----- Excerpted data -----

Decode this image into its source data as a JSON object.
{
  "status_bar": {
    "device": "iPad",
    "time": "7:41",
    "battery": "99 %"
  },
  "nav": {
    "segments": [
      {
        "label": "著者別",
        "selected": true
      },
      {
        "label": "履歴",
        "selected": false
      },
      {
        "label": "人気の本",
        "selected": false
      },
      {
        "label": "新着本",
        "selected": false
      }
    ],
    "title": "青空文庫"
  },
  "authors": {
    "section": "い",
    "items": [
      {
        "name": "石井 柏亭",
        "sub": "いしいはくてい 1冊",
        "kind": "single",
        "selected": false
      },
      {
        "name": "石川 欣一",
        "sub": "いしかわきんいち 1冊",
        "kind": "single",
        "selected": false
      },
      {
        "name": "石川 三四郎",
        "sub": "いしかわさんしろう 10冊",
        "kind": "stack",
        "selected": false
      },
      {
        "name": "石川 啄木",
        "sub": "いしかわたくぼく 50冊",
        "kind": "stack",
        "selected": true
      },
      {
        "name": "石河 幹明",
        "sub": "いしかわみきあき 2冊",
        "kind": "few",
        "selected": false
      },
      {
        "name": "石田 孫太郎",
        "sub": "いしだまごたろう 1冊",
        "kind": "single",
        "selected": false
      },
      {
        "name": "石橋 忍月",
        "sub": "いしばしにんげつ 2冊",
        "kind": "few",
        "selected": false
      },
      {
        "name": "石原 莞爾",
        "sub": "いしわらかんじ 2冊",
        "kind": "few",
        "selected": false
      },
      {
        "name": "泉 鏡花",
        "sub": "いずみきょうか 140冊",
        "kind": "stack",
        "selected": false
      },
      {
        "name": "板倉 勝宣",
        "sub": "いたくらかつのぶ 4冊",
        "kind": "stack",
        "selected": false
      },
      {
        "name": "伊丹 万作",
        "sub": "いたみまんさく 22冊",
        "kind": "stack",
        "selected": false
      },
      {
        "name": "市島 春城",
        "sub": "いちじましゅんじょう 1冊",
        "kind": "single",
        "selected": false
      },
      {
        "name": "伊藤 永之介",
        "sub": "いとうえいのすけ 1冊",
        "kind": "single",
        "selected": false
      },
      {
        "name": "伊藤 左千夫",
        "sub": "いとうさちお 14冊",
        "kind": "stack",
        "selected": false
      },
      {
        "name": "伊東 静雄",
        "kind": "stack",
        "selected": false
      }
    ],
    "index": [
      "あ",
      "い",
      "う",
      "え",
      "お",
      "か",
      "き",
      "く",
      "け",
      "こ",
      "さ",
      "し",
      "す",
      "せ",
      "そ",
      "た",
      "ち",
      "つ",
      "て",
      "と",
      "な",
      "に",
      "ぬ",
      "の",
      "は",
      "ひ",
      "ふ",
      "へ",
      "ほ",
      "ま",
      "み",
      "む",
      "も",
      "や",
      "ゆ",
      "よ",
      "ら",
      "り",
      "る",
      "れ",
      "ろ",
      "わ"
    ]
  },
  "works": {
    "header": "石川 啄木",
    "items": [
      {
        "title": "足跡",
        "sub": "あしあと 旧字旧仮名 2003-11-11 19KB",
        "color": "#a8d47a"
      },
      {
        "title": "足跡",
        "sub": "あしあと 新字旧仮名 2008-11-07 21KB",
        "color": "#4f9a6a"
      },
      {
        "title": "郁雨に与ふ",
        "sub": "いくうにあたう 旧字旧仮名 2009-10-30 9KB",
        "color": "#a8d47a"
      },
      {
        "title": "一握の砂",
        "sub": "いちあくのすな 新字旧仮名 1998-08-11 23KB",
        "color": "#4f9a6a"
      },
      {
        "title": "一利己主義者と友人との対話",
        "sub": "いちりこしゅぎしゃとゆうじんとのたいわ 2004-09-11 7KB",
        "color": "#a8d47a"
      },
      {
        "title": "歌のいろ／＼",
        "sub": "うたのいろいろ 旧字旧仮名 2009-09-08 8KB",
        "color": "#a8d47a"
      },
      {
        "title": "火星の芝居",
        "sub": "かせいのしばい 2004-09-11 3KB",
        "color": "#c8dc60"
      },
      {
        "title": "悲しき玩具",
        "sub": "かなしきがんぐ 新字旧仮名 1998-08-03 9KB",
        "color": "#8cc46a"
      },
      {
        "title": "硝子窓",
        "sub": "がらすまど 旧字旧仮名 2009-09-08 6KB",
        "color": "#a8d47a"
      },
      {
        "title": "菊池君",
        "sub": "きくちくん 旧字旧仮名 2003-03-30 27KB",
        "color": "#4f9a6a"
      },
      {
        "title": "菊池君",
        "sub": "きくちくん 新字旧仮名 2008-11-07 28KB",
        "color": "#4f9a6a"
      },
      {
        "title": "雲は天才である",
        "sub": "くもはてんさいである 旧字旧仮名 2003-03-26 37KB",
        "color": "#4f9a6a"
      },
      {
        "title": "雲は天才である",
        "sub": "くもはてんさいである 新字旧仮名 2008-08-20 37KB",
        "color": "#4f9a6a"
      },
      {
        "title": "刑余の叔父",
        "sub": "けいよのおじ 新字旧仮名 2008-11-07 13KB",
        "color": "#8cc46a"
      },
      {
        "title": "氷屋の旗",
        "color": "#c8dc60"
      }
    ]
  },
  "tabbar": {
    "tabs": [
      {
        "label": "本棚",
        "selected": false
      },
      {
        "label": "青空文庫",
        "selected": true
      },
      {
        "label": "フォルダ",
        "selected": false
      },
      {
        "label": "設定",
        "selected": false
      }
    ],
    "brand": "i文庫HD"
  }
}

-----

**Work to be completed**
Repeat every line of the records above exactly.

**Response**
Decode this image into its source data as a JSON object.
{
  "status_bar": {
    "device": "iPad",
    "time": "7:41",
    "battery": "99 %"
  },
  "nav": {
    "segments": [
      {
        "label": "著者別",
        "selected": true
      },
      {
        "label": "履歴",
        "selected": false
      },
      {
        "label": "人気の本",
        "selected": false
      },
      {
        "label": "新着本",
        "selected": false
      }
    ],
    "title": "青空文庫"
  },
  "authors": {
    "section": "い",
    "items": [
      {
        "name": "石井 柏亭",
        "sub": "いしいはくてい 1冊",
        "kind": "single",
        "selected": false
      },
      {
        "name": "石川 欣一",
        "sub": "いしかわきんいち 1冊",
        "kind": "single",
        "selected": false
      },
      {
        "name": "石川 三四郎",
        "sub": "いしかわさんしろう 10冊",
        "kind": "stack",
        "selected": false
      },
      {
        "name": "石川 啄木",
        "sub": "いしかわたくぼく 50冊",
        "kind": "stack",
        "selected": true
      },
      {
        "name": "石河 幹明",
        "sub": "いしかわみきあき 2冊",
        "kind": "few",
        "selected": false
      },
      {
        "name": "石田 孫太郎",
        "sub": "いしだまごたろう 1冊",
        "kind": "single",
        "selected": false
      },
      {
        "name": "石橋 忍月",
        "sub": "いしばしにんげつ 2冊",
        "kind": "few",
        "selected": false
      },
      {
        "name": "石原 莞爾",
        "sub": "いしわらかんじ 2冊",
        "kind": "few",
        "selected": false
      },
      {
        "name": "泉 鏡花",
        "sub": "いずみきょうか 140冊",
        "kind": "stack",
        "selected": false
      },
      {
        "name": "板倉 勝宣",
        "sub": "いたくらかつのぶ 4冊",
        "kind": "stack",
        "selected": false
      },
      {
        "name": "伊丹 万作",
        "sub": "いたみまんさく 22冊",
        "kind": "stack",
        "selected": false
      },
      {
        "name": "市島 春城",
        "sub": "いちじましゅんじょう 1冊",
        "kind": "single",
        "selected": false
      },
      {
        "name": "伊藤 永之介",
        "sub": "いとうえいのすけ 1冊",
        "kind": "single",
        "selected": false
      },
      {
        "name": "伊藤 左千夫",
        "sub": "いとうさちお 14冊",
        "kind": "stack",
        "selected": false
      },
      {
        "name": "伊東 静雄",
        "kind": "stack",
        "selected": false
      }
    ],
    "index": [
      "あ",
      "い",
      "う",
      "え",
      "お",
      "か",
      "き",
      "く",
      "け",
      "こ",
      "さ",
      "し",
      "す",
      "せ",
      "そ",
      "た",
      "ち",
      "つ",
      "て",
      "と",
      "な",
      "に",
      "ぬ",
      "の",
      "は",
      "ひ",
      "ふ",
      "へ",
      "ほ",
      "ま",
      "み",
      "む",
      "も",
      "や",
      "ゆ",
      "よ",
      "ら",
      "り",
      "る",
      "れ",
      "ろ",
      "わ"
    ]
  },
  "works": {
    "header": "石川 啄木",
    "items": [
      {
        "title": "足跡",
        "sub": "あしあと 旧字旧仮名 2003-11-11 19KB",
        "color": "#a8d47a"
      },
      {
        "title": "足跡",
        "sub": "あしあと 新字旧仮名 2008-11-07 21KB",
        "color": "#4f9a6a"
      },
      {
        "title": "郁雨に与ふ",
        "sub": "いくうにあたう 旧字旧仮名 2009-10-30 9KB",
        "color": "#a8d47a"
      },
      {
        "title": "一握の砂",
        "sub": "いちあくのすな 新字旧仮名 1998-08-11 23KB",
        "color": "#4f9a6a"
      },
      {
        "title": "一利己主義者と友人との対話",
        "sub": "いちりこしゅぎしゃとゆうじんとのたいわ 2004-09-11 7KB",
        "color": "#a8d47a"
      },
      {
        "title": "歌のいろ／＼",
        "sub": "うたのいろいろ 旧字旧仮名 2009-09-08 8KB",
        "color": "#a8d47a"
      },
      {
        "title": "火星の芝居",
        "sub": "かせいのしばい 2004-09-11 3KB",
        "color": "#c8dc60"
      },
      {
        "title": "悲しき玩具",
        "sub": "かなしきがんぐ 新字旧仮名 1998-08-03 9KB",
        "color": "#8cc46a"
      },
      {
        "title": "硝子窓",
        "sub": "がらすまど 旧字旧仮名 2009-09-08 6KB",
        "color": "#a8d47a"
      },
      {
        "title": "菊池君",
        "sub": "きくちくん 旧字旧仮名 2003-03-30 27KB",
        "color": "#4f9a6a"
      },
      {
        "title": "菊池君",
        "sub": "きくちくん 新字旧仮名 2008-11-07 28KB",
        "color": "#4f9a6a"
      },
      {
        "title": "雲は天才である",
        "sub": "くもはてんさいである 旧字旧仮名 2003-03-26 37KB",
        "color": "#4f9a6a"
      },
      {
        "title": "雲は天才である",
        "sub": "くもはてんさいである 新字旧仮名 2008-08-20 37KB",
        "color": "#4f9a6a"
      },
      {
        "title": "刑余の叔父",
        "sub": "けいよのおじ 新字旧仮名 2008-11-07 13KB",
        "color": "#8cc46a"
      },
      {
        "title": "氷屋の旗",
        "color": "#c8dc60"
      }
    ]
  },
  "tabbar": {
    "tabs": [
      {
        "label": "本棚",
        "selected": false
      },
      {
        "label": "青空文庫",
        "selected": true
      },
      {
        "label": "フォルダ",
        "selected": false
      },
      {
        "label": "設定",
        "selected": false
      }
    ],
    "brand": "i文庫HD"
  }
}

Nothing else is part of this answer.